RECORDS SHOWN:
§ §

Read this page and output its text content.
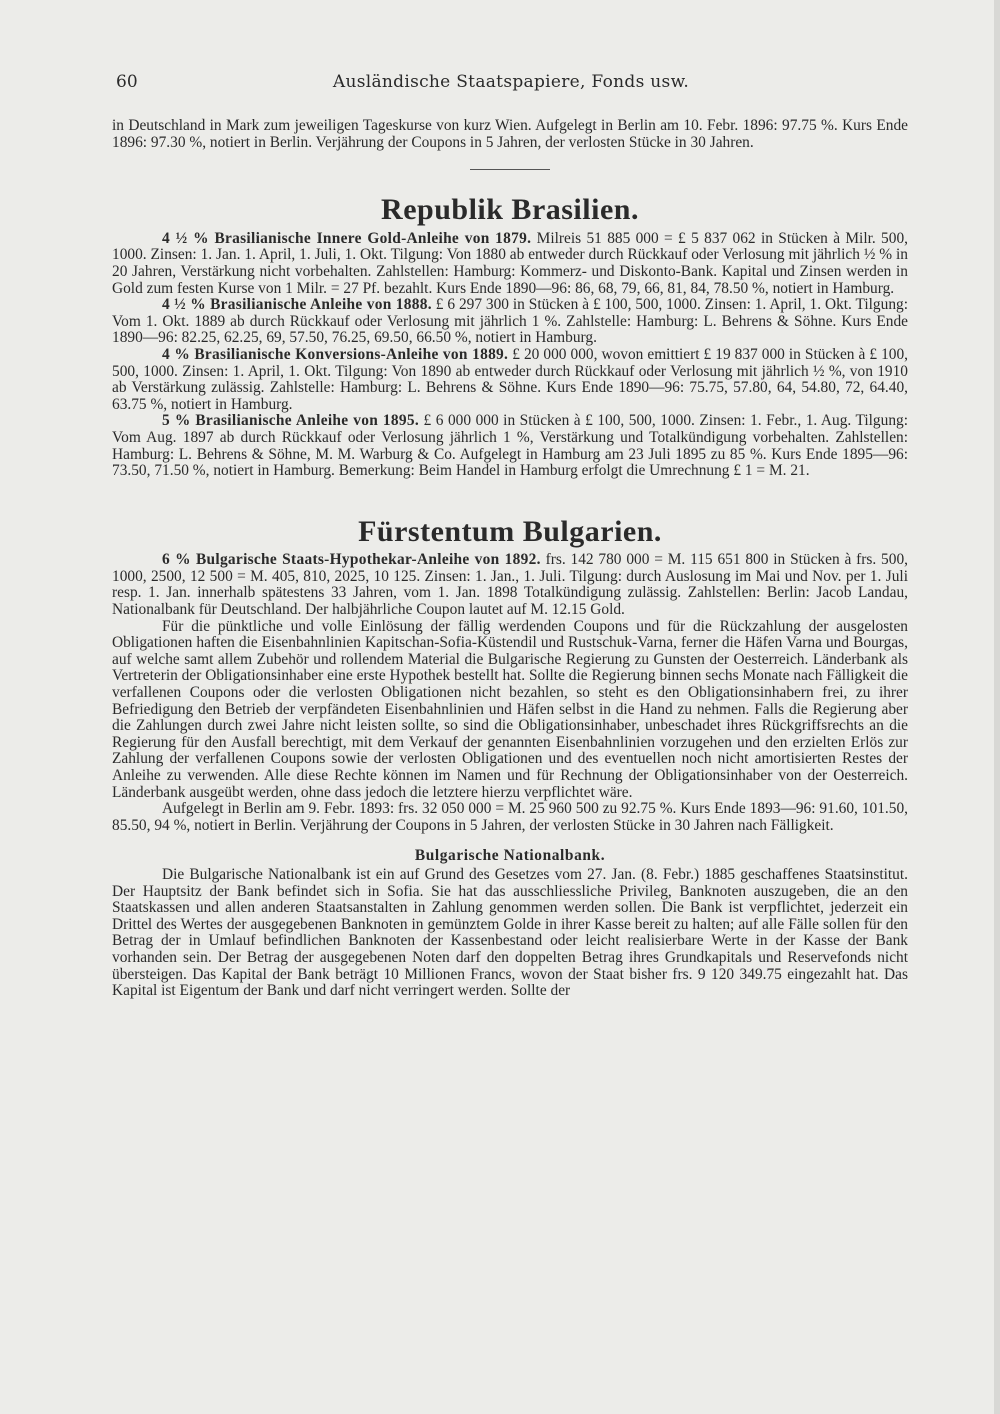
60	Ausländische Staatspapiere, Fonds usw.

in Deutschland in Mark zum jeweiligen Tageskurse von kurz Wien. Aufgelegt in Berlin am 10. Febr. 1896: 97.75 %. Kurs Ende 1896: 97.30 %, notiert in Berlin. Verjährung der Coupons in 5 Jahren, der verlosten Stücke in 30 Jahren.

Republik Brasilien.

4 ½ % Brasilianische Innere Gold-Anleihe von 1879. Milreis 51 885 000 = £ 5 837 062 in Stücken à Milr. 500, 1000. Zinsen: 1. Jan. 1. April, 1. Juli, 1. Okt. Tilgung: Von 1880 ab entweder durch Rückkauf oder Verlosung mit jährlich ½ % in 20 Jahren, Verstärkung nicht vorbehalten. Zahlstellen: Hamburg: Kommerz- und Diskonto-Bank. Kapital und Zinsen werden in Gold zum festen Kurse von 1 Milr. = 27 Pf. bezahlt. Kurs Ende 1890—96: 86, 68, 79, 66, 81, 84, 78.50 %, notiert in Hamburg.

4 ½ % Brasilianische Anleihe von 1888. £ 6 297 300 in Stücken à £ 100, 500, 1000. Zinsen: 1. April, 1. Okt. Tilgung: Vom 1. Okt. 1889 ab durch Rückkauf oder Verlosung mit jährlich 1 %. Zahlstelle: Hamburg: L. Behrens & Söhne. Kurs Ende 1890—96: 82.25, 62.25, 69, 57.50, 76.25, 69.50, 66.50 %, notiert in Hamburg.

4 % Brasilianische Konversions-Anleihe von 1889. £ 20 000 000, wovon emittiert £ 19 837 000 in Stücken à £ 100, 500, 1000. Zinsen: 1. April, 1. Okt. Tilgung: Von 1890 ab entweder durch Rückkauf oder Verlosung mit jährlich ½ %, von 1910 ab Verstärkung zulässig. Zahlstelle: Hamburg: L. Behrens & Söhne. Kurs Ende 1890—96: 75.75, 57.80, 64, 54.80, 72, 64.40, 63.75 %, notiert in Hamburg.

5 % Brasilianische Anleihe von 1895. £ 6 000 000 in Stücken à £ 100, 500, 1000. Zinsen: 1. Febr., 1. Aug. Tilgung: Vom Aug. 1897 ab durch Rückkauf oder Verlosung jährlich 1 %, Verstärkung und Totalkündigung vorbehalten. Zahlstellen: Hamburg: L. Behrens & Söhne, M. M. Warburg & Co. Aufgelegt in Hamburg am 23 Juli 1895 zu 85 %. Kurs Ende 1895—96: 73.50, 71.50 %, notiert in Hamburg. Bemerkung: Beim Handel in Hamburg erfolgt die Umrechnung £ 1 = M. 21.

Fürstentum Bulgarien.

6 % Bulgarische Staats-Hypothekar-Anleihe von 1892. frs. 142 780 000 = M. 115 651 800 in Stücken à frs. 500, 1000, 2500, 12 500 = M. 405, 810, 2025, 10 125. Zinsen: 1. Jan., 1. Juli. Tilgung: durch Auslosung im Mai und Nov. per 1. Juli resp. 1. Jan. innerhalb spätestens 33 Jahren, vom 1. Jan. 1898 Totalkündigung zulässig. Zahlstellen: Berlin: Jacob Landau, Nationalbank für Deutschland. Der halbjährliche Coupon lautet auf M. 12.15 Gold.

Für die pünktliche und volle Einlösung der fällig werdenden Coupons und für die Rückzahlung der ausgelosten Obligationen haften die Eisenbahnlinien Kapitschan-Sofia-Küstendil und Rustschuk-Varna, ferner die Häfen Varna und Bourgas, auf welche samt allem Zubehör und rollendem Material die Bulgarische Regierung zu Gunsten der Oesterreich. Länderbank als Vertreterin der Obligationsinhaber eine erste Hypothek bestellt hat. Sollte die Regierung binnen sechs Monate nach Fälligkeit die verfallenen Coupons oder die verlosten Obligationen nicht bezahlen, so steht es den Obligationsinhabern frei, zu ihrer Befriedigung den Betrieb der verpfändeten Eisenbahnlinien und Häfen selbst in die Hand zu nehmen. Falls die Regierung aber die Zahlungen durch zwei Jahre nicht leisten sollte, so sind die Obligationsinhaber, unbeschadet ihres Rückgriffsrechts an die Regierung für den Ausfall berechtigt, mit dem Verkauf der genannten Eisenbahnlinien vorzugehen und den erzielten Erlös zur Zahlung der verfallenen Coupons sowie der verlosten Obligationen und des eventuellen noch nicht amortisierten Restes der Anleihe zu verwenden. Alle diese Rechte können im Namen und für Rechnung der Obligationsinhaber von der Oesterreich. Länderbank ausgeübt werden, ohne dass jedoch die letztere hierzu verpflichtet wäre.

Aufgelegt in Berlin am 9. Febr. 1893: frs. 32 050 000 = M. 25 960 500 zu 92.75 %. Kurs Ende 1893—96: 91.60, 101.50, 85.50, 94 %, notiert in Berlin. Verjährung der Coupons in 5 Jahren, der verlosten Stücke in 30 Jahren nach Fälligkeit.

Bulgarische Nationalbank.

Die Bulgarische Nationalbank ist ein auf Grund des Gesetzes vom 27. Jan. (8. Febr.) 1885 geschaffenes Staatsinstitut. Der Hauptsitz der Bank befindet sich in Sofia. Sie hat das ausschliessliche Privileg, Banknoten auszugeben, die an den Staatskassen und allen anderen Staatsanstalten in Zahlung genommen werden sollen. Die Bank ist verpflichtet, jederzeit ein Drittel des Wertes der ausgegebenen Banknoten in gemünztem Golde in ihrer Kasse bereit zu halten; auf alle Fälle sollen für den Betrag der in Umlauf befindlichen Banknoten der Kassenbestand oder leicht realisierbare Werte in der Kasse der Bank vorhanden sein. Der Betrag der ausgegebenen Noten darf den doppelten Betrag ihres Grundkapitals und Reservefonds nicht übersteigen. Das Kapital der Bank beträgt 10 Millionen Francs, wovon der Staat bisher frs. 9 120 349.75 eingezahlt hat. Das Kapital ist Eigentum der Bank und darf nicht verringert werden. Sollte der
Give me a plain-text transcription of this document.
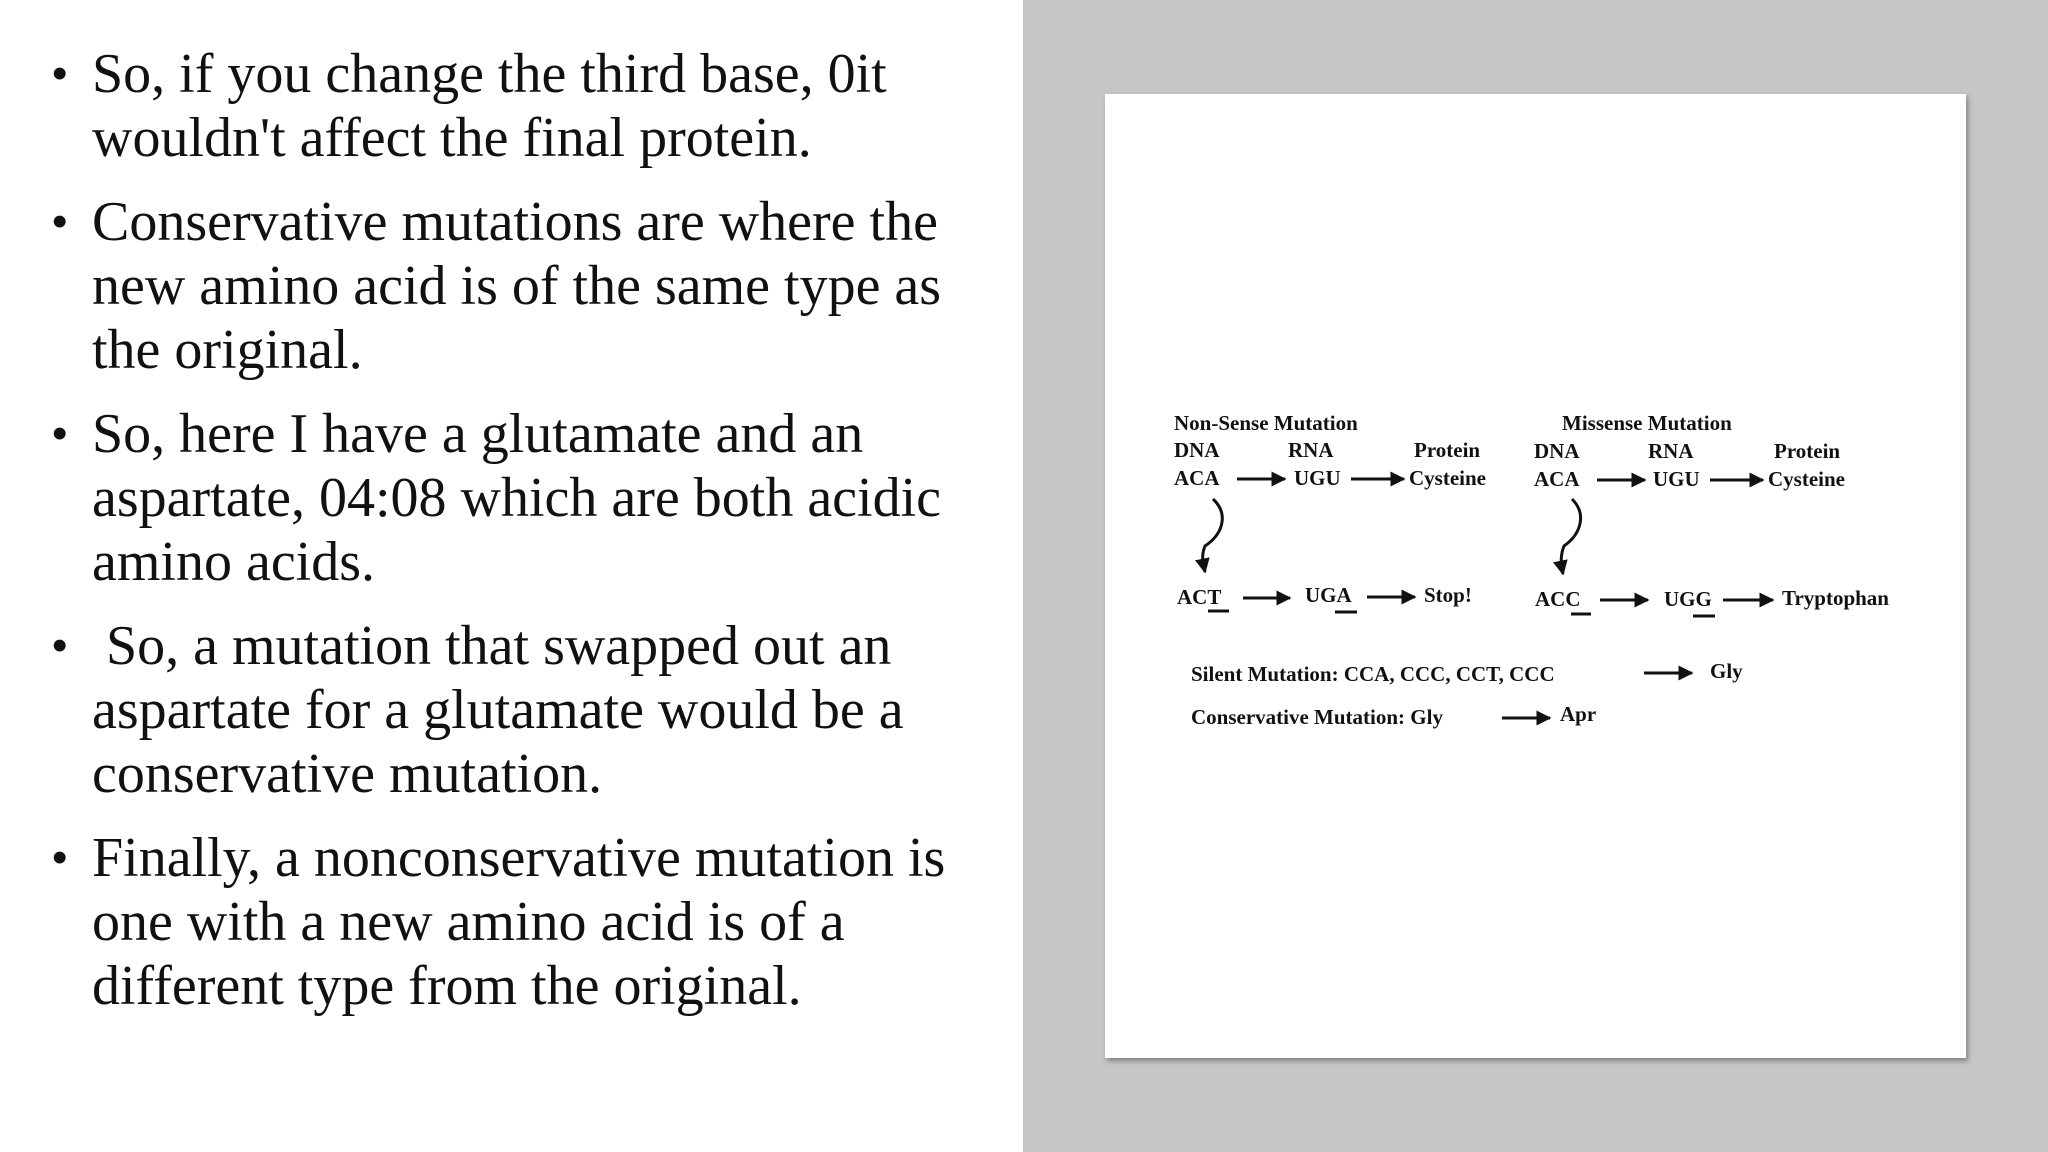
• So, if you change the third base, 0it wouldn't affect the final protein.
• Conservative mutations are where the new amino acid is of the same type as the original.
• So, here I have a glutamate and an aspartate, 04:08 which are both acidic amino acids.
• So, a mutation that swapped out an aspartate for a glutamate would be a conservative mutation.
• Finally, a nonconservative mutation is one with a new amino acid is of a different type from the original.
Non-Sense Mutation
DNA	RNA	Protein
ACA	UGU	Cysteine
ACT	UGA	Stop!
Missense Mutation
DNA	RNA	Protein
ACA	UGU	Cysteine
ACC	UGG	Tryptophan
Silent Mutation: CCA, CCC, CCT, CCC	Gly
Conservative Mutation: Gly	Apr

§ §

WHAT YOU NEED TO DO:
Using the records above, report each line that contains the word "type" by copying it.

OUTPUT OF THE EXERCISE:
• Conservative mutations are where the new amino acid is of the same type as the original.
• Finally, a nonconservative mutation is one with a new amino acid is of a different type from the original.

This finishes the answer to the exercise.